## SUPPLIED ENTRIES
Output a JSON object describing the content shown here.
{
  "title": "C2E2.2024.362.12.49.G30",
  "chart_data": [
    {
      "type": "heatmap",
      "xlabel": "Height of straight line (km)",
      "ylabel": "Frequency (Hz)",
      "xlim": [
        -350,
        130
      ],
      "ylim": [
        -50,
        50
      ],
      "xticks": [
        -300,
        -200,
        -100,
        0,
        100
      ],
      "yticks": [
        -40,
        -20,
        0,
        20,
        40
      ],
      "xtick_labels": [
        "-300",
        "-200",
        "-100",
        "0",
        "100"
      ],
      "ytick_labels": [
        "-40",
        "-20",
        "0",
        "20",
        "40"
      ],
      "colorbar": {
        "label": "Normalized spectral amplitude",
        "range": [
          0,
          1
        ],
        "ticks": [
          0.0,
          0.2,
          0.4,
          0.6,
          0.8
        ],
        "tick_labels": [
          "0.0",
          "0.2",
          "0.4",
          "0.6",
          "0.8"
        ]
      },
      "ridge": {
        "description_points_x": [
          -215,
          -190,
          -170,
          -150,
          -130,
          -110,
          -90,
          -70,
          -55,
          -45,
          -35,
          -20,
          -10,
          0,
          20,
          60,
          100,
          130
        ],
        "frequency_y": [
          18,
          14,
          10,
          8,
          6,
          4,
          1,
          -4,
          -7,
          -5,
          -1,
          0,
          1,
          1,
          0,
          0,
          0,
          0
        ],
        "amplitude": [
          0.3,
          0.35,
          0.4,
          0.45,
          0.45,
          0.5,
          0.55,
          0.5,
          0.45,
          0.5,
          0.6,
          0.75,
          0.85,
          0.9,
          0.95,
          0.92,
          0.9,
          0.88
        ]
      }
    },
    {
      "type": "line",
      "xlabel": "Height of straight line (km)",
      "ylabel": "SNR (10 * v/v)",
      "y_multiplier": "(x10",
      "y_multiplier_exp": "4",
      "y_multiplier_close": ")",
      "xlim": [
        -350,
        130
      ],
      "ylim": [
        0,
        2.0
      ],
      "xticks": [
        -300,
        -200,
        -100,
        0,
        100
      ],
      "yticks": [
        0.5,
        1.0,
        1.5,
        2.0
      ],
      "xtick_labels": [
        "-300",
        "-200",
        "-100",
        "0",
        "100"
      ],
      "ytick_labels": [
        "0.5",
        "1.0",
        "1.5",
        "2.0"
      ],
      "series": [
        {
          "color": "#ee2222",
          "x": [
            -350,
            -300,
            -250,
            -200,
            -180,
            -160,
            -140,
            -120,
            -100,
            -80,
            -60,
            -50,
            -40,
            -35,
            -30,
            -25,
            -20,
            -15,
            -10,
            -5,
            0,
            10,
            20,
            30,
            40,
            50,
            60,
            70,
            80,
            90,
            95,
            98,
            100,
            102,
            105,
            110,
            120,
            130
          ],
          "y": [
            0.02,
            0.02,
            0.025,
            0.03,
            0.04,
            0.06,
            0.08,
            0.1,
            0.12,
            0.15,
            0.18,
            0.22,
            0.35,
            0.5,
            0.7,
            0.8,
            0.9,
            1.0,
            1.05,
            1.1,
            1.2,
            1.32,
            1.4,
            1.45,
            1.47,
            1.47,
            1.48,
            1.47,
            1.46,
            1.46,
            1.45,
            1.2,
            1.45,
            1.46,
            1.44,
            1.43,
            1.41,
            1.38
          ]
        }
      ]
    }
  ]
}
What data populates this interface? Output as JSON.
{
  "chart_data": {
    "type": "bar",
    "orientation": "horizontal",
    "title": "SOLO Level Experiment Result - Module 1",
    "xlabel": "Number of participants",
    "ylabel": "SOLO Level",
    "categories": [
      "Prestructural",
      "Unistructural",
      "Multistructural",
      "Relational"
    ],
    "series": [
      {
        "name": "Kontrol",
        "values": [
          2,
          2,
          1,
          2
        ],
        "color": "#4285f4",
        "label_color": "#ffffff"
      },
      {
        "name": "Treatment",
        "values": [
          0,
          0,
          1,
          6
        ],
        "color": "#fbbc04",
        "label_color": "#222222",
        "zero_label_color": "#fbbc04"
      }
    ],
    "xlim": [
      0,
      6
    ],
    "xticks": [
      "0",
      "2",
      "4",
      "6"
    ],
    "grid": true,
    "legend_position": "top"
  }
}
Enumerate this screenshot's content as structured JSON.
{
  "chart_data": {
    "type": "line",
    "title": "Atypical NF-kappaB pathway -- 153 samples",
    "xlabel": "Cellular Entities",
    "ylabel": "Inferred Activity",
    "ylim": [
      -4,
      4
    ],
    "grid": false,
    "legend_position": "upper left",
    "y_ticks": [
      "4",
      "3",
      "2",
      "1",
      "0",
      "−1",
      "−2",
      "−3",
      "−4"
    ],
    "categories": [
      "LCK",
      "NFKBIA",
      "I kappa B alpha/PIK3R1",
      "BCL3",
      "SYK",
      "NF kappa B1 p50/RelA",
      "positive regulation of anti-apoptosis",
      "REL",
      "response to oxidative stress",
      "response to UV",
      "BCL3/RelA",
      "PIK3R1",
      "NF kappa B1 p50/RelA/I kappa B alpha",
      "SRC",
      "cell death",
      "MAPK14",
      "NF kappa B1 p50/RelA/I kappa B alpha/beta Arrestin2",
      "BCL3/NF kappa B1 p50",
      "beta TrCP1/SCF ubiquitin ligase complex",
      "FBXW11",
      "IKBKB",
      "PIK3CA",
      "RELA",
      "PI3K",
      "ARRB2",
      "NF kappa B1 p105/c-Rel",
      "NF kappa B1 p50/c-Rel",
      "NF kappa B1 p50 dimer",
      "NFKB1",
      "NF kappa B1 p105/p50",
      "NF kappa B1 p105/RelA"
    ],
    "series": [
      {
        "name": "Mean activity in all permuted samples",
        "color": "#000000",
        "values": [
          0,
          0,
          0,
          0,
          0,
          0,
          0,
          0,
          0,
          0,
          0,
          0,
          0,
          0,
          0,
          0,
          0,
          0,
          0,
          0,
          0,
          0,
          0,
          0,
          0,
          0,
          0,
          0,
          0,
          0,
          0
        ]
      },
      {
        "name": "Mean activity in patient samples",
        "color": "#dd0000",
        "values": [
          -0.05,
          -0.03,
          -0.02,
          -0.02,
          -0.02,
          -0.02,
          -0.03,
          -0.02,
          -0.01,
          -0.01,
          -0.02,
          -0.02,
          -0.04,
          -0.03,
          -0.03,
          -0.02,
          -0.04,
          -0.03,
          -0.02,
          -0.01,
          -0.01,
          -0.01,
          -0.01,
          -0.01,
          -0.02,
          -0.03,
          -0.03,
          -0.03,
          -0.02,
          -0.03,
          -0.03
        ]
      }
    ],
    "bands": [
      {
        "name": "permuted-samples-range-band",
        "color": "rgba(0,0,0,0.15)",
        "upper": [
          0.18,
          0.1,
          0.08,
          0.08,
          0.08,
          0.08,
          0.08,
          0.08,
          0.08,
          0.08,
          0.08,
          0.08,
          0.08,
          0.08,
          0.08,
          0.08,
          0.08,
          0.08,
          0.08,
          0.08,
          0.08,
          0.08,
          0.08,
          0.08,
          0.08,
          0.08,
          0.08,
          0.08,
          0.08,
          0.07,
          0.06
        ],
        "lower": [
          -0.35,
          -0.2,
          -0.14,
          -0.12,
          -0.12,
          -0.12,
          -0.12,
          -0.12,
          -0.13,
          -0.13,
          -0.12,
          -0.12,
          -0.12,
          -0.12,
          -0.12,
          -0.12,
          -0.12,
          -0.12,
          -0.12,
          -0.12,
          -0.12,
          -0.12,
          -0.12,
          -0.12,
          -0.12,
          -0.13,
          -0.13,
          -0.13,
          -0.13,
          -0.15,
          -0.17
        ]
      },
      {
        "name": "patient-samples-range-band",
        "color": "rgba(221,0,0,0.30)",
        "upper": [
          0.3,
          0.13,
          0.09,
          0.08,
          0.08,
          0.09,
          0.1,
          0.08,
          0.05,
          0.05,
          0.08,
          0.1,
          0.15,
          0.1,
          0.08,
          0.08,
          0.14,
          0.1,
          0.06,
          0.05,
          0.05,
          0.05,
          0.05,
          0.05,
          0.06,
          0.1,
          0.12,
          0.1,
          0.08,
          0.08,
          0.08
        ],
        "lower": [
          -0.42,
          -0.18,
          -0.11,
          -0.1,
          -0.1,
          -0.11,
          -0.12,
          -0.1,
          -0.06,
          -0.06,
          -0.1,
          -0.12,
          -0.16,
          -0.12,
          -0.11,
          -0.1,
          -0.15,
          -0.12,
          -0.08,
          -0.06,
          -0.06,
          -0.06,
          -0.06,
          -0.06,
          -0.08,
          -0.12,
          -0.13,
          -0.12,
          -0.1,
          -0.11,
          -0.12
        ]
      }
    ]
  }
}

## TASK DESCRIPTION
Go through the records and gather the lines that hold "permuted".

## EXERCISE ANSWER
        "name": "Mean activity in all permuted samples",
        "name": "permuted-samples-range-band",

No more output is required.